▸ **Stated problem**:
Take every line where the string "اليمين" appears and copy it.

* BEGIN Records supplied *

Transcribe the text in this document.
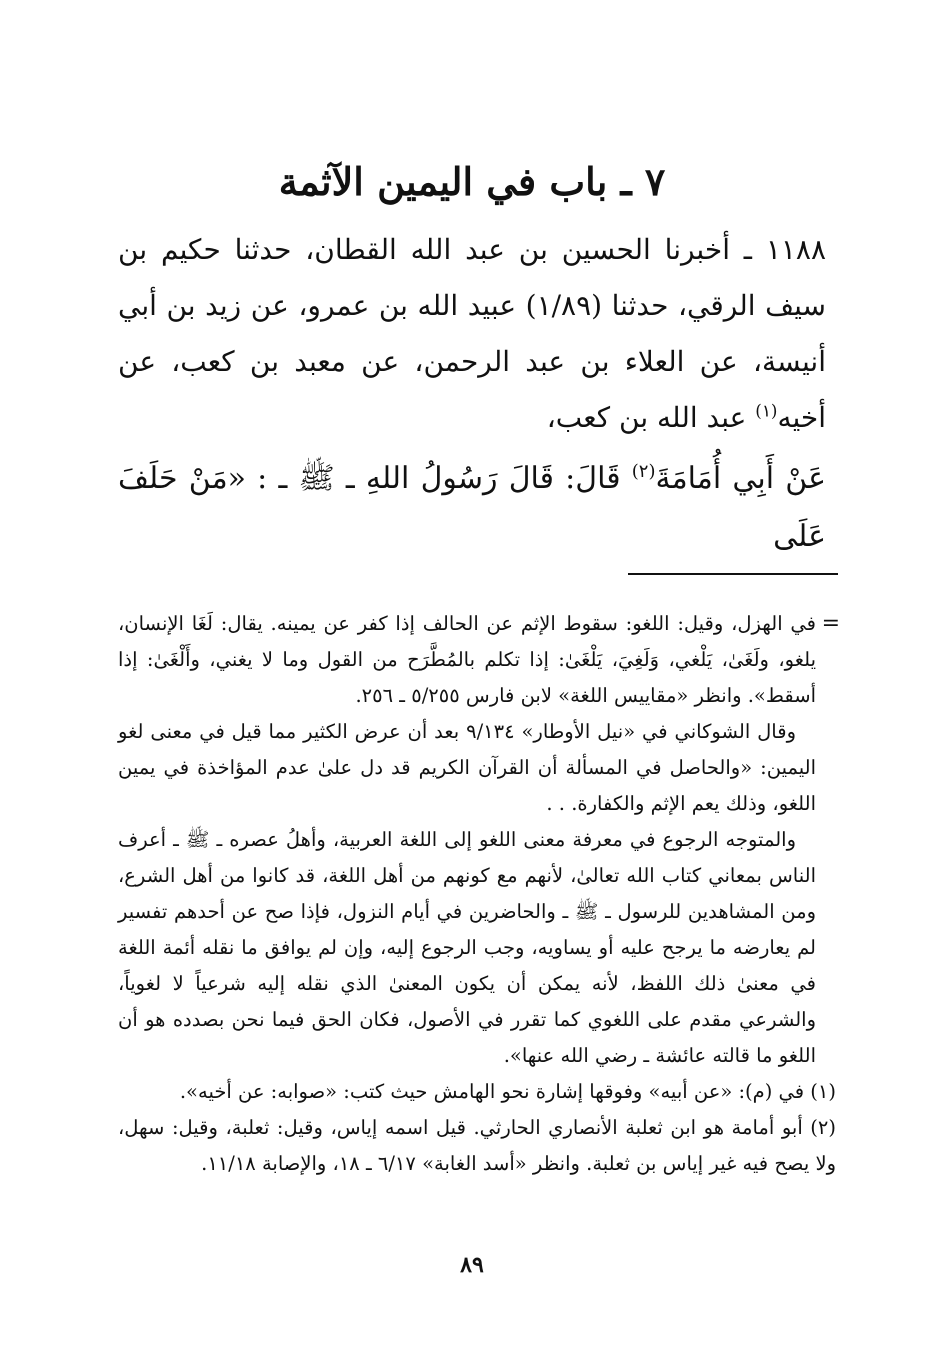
٧ ـ باب في اليمين الآثمة

١١٨٨ ـ أخبرنا الحسين بن عبد الله القطان، حدثنا حكيم بن سيف الرقي، حدثنا (١/٨٩) عبيد الله بن عمرو، عن زيد بن أبي أنيسة، عن العلاء بن عبد الرحمن، عن معبد بن كعب، عن أخيه$^{(١)}$ عبد الله بن كعب،

عَنْ أَبِي أُمَامَةَ$^{(٢)}$ قَالَ: قَالَ رَسُولُ اللهِ ـ ﷺ ـ : «مَنْ حَلَفَ عَلَى

=
في الهزل، وقيل: اللغو: سقوط الإثم عن الحالف إذا كفر عن يمينه. يقال: لَغَا الإنسان، يلغو، ولَغَىٰ، يَلْغي، وَلَغِيَ، يَلْغَىٰ: إذا تكلم بالمُطَّرَح من القول وما لا يغني، وأَلْغَىٰ: إذا أسقط». وانظر «مقاييس اللغة» لابن فارس ٥/٢٥٥ ـ ٢٥٦.

وقال الشوكاني في «نيل الأوطار» ٩/١٣٤ بعد أن عرض الكثير مما قيل في معنى لغو اليمين: «والحاصل في المسألة أن القرآن الكريم قد دل علىٰ عدم المؤاخذة في يمين اللغو، وذلك يعم الإثم والكفارة. . .

والمتوجه الرجوع في معرفة معنى اللغو إلى اللغة العربية، وأهلُ عصره ـ ﷺ ـ أعرف الناس بمعاني كتاب الله تعالىٰ، لأنهم مع كونهم من أهل اللغة، قد كانوا من أهل الشرع، ومن المشاهدين للرسول ـ ﷺ ـ والحاضرين في أيام النزول، فإذا صح عن أحدهم تفسير لم يعارضه ما يرجح عليه أو يساويه، وجب الرجوع إليه، وإن لم يوافق ما نقله أئمة اللغة في معنىٰ ذلك اللفظ، لأنه يمكن أن يكون المعنىٰ الذي نقله إليه شرعياً لا لغوياً، والشرعي مقدم على اللغوي كما تقرر في الأصول، فكان الحق فيما نحن بصدده هو أن اللغو ما قالته عائشة ـ رضي الله عنها».

(١) في (م): «عن أبيه» وفوقها إشارة نحو الهامش حيث كتب: «صوابه: عن أخيه».

(٢) أبو أمامة هو ابن ثعلبة الأنصاري الحارثي. قيل اسمه إياس، وقيل: ثعلبة، وقيل: سهل، ولا يصح فيه غير إياس بن ثعلبة. وانظر «أسد الغابة» ٦/١٧ ـ ١٨، والإصابة ١١/١٨.

٨٩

* END Records supplied *

▸ **Result for this task**:
٧ ـ باب في اليمين الآثمة
وقال الشوكاني في «نيل الأوطار» ٩/١٣٤ بعد أن عرض الكثير مما قيل في معنى لغو اليمين: «والحاصل في المسألة أن القرآن الكريم قد دل علىٰ عدم المؤاخذة في يمين اللغو، وذلك يعم الإثم والكفارة. . .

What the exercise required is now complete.